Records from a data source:

******

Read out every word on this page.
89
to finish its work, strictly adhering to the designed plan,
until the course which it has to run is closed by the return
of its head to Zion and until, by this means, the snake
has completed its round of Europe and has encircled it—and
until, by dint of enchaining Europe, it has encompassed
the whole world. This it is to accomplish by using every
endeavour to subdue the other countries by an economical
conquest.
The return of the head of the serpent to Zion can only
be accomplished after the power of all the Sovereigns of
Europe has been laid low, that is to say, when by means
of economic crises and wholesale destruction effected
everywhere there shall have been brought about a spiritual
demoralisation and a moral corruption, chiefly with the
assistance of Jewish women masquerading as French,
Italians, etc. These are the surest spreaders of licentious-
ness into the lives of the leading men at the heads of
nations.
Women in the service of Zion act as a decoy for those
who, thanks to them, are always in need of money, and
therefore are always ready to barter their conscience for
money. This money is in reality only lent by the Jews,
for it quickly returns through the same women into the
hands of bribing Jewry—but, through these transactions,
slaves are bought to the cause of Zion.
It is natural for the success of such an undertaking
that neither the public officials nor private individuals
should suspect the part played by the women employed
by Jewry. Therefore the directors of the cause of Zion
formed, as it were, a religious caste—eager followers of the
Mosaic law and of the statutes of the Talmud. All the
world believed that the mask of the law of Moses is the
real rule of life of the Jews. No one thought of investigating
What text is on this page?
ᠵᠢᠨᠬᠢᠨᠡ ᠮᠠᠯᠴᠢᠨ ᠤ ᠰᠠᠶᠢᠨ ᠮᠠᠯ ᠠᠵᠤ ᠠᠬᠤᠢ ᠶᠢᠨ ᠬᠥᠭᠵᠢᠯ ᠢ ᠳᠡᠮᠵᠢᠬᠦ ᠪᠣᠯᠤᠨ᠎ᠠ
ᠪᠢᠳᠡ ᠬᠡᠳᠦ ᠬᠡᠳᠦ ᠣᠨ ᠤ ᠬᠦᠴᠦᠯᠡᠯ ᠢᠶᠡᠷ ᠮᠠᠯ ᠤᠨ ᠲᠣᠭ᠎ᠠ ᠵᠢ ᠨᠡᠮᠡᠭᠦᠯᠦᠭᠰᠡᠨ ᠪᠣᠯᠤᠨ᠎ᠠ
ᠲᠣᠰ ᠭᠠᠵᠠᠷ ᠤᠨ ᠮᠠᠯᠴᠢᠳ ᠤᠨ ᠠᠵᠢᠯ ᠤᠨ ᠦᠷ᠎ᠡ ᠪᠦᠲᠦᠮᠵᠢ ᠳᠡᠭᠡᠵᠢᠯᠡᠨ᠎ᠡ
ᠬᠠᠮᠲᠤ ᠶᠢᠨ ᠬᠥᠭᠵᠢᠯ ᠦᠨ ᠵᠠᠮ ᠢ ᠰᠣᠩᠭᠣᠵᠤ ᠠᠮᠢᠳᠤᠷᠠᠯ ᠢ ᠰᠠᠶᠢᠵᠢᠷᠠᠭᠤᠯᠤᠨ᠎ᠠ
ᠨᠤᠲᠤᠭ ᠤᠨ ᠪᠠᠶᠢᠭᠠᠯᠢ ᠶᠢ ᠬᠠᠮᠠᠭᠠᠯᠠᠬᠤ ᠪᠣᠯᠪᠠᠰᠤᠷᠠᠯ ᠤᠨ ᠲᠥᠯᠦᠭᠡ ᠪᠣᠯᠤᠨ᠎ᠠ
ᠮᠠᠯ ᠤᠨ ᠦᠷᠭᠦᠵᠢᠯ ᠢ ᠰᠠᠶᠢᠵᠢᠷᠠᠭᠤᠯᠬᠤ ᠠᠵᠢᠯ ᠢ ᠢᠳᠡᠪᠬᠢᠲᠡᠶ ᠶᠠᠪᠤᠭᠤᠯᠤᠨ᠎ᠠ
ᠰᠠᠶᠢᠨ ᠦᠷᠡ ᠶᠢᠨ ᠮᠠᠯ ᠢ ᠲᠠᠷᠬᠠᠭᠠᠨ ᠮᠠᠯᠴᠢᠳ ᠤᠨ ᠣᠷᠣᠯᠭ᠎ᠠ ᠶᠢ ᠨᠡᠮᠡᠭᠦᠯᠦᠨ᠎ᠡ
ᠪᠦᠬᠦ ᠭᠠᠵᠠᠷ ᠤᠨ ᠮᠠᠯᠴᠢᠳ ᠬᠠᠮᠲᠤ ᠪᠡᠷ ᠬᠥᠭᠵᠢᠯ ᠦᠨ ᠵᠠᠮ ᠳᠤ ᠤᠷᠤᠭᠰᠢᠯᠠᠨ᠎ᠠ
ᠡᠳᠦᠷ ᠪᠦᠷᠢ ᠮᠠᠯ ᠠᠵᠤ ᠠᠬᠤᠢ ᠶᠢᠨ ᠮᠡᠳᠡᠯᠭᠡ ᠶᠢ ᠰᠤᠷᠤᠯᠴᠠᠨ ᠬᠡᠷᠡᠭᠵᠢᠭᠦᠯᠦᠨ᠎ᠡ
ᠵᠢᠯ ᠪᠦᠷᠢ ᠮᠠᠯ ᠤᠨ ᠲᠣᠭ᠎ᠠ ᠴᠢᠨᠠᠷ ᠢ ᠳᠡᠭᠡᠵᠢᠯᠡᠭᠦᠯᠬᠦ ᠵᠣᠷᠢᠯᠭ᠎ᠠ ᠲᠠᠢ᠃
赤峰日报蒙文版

******

Repeat every entry word for word.

Read out every word on this page.
89
to finish its work, strictly adhering to the designed plan,
until the course which it has to run is closed by the return
of its head to Zion and until, by this means, the snake
has completed its round of Europe and has encircled it—and
until, by dint of enchaining Europe, it has encompassed
the whole world. This it is to accomplish by using every
endeavour to subdue the other countries by an economical
conquest.
The return of the head of the serpent to Zion can only
be accomplished after the power of all the Sovereigns of
Europe has been laid low, that is to say, when by means
of economic crises and wholesale destruction effected
everywhere there shall have been brought about a spiritual
demoralisation and a moral corruption, chiefly with the
assistance of Jewish women masquerading as French,
Italians, etc. These are the surest spreaders of licentious-
ness into the lives of the leading men at the heads of
nations.
Women in the service of Zion act as a decoy for those
who, thanks to them, are always in need of money, and
therefore are always ready to barter their conscience for
money. This money is in reality only lent by the Jews,
for it quickly returns through the same women into the
hands of bribing Jewry—but, through these transactions,
slaves are bought to the cause of Zion.
It is natural for the success of such an undertaking
that neither the public officials nor private individuals
should suspect the part played by the women employed
by Jewry. Therefore the directors of the cause of Zion
formed, as it were, a religious caste—eager followers of the
Mosaic law and of the statutes of the Talmud. All the
world believed that the mask of the law of Moses is the
real rule of life of the Jews. No one thought of investigating
What text is on this page?
ᠵᠢᠨᠬᠢᠨᠡ ᠮᠠᠯᠴᠢᠨ ᠤ ᠰᠠᠶᠢᠨ ᠮᠠᠯ ᠠᠵᠤ ᠠᠬᠤᠢ ᠶᠢᠨ ᠬᠥᠭᠵᠢᠯ ᠢ ᠳᠡᠮᠵᠢᠬᠦ ᠪᠣᠯᠤᠨ᠎ᠠ
ᠪᠢᠳᠡ ᠬᠡᠳᠦ ᠬᠡᠳᠦ ᠣᠨ ᠤ ᠬᠦᠴᠦᠯᠡᠯ ᠢᠶᠡᠷ ᠮᠠᠯ ᠤᠨ ᠲᠣᠭ᠎ᠠ ᠵᠢ ᠨᠡᠮᠡᠭᠦᠯᠦᠭᠰᠡᠨ ᠪᠣᠯᠤᠨ᠎ᠠ
ᠲᠣᠰ ᠭᠠᠵᠠᠷ ᠤᠨ ᠮᠠᠯᠴᠢᠳ ᠤᠨ ᠠᠵᠢᠯ ᠤᠨ ᠦᠷ᠎ᠡ ᠪᠦᠲᠦᠮᠵᠢ ᠳᠡᠭᠡᠵᠢᠯᠡᠨ᠎ᠡ
ᠬᠠᠮᠲᠤ ᠶᠢᠨ ᠬᠥᠭᠵᠢᠯ ᠦᠨ ᠵᠠᠮ ᠢ ᠰᠣᠩᠭᠣᠵᠤ ᠠᠮᠢᠳᠤᠷᠠᠯ ᠢ ᠰᠠᠶᠢᠵᠢᠷᠠᠭᠤᠯᠤᠨ᠎ᠠ
ᠨᠤᠲᠤᠭ ᠤᠨ ᠪᠠᠶᠢᠭᠠᠯᠢ ᠶᠢ ᠬᠠᠮᠠᠭᠠᠯᠠᠬᠤ ᠪᠣᠯᠪᠠᠰᠤᠷᠠᠯ ᠤᠨ ᠲᠥᠯᠦᠭᠡ ᠪᠣᠯᠤᠨ᠎ᠠ
ᠮᠠᠯ ᠤᠨ ᠦᠷᠭᠦᠵᠢᠯ ᠢ ᠰᠠᠶᠢᠵᠢᠷᠠᠭᠤᠯᠬᠤ ᠠᠵᠢᠯ ᠢ ᠢᠳᠡᠪᠬᠢᠲᠡᠶ ᠶᠠᠪᠤᠭᠤᠯᠤᠨ᠎ᠠ
ᠰᠠᠶᠢᠨ ᠦᠷᠡ ᠶᠢᠨ ᠮᠠᠯ ᠢ ᠲᠠᠷᠬᠠᠭᠠᠨ ᠮᠠᠯᠴᠢᠳ ᠤᠨ ᠣᠷᠣᠯᠭ᠎ᠠ ᠶᠢ ᠨᠡᠮᠡᠭᠦᠯᠦᠨ᠎ᠡ
ᠪᠦᠬᠦ ᠭᠠᠵᠠᠷ ᠤᠨ ᠮᠠᠯᠴᠢᠳ ᠬᠠᠮᠲᠤ ᠪᠡᠷ ᠬᠥᠭᠵᠢᠯ ᠦᠨ ᠵᠠᠮ ᠳᠤ ᠤᠷᠤᠭᠰᠢᠯᠠᠨ᠎ᠠ
ᠡᠳᠦᠷ ᠪᠦᠷᠢ ᠮᠠᠯ ᠠᠵᠤ ᠠᠬᠤᠢ ᠶᠢᠨ ᠮᠡᠳᠡᠯᠭᠡ ᠶᠢ ᠰᠤᠷᠤᠯᠴᠠᠨ ᠬᠡᠷᠡᠭᠵᠢᠭᠦᠯᠦᠨ᠎ᠡ
ᠵᠢᠯ ᠪᠦᠷᠢ ᠮᠠᠯ ᠤᠨ ᠲᠣᠭ᠎ᠠ ᠴᠢᠨᠠᠷ ᠢ ᠳᠡᠭᠡᠵᠢᠯᠡᠭᠦᠯᠬᠦ ᠵᠣᠷᠢᠯᠭ᠎ᠠ ᠲᠠᠢ᠃
赤峰日报蒙文版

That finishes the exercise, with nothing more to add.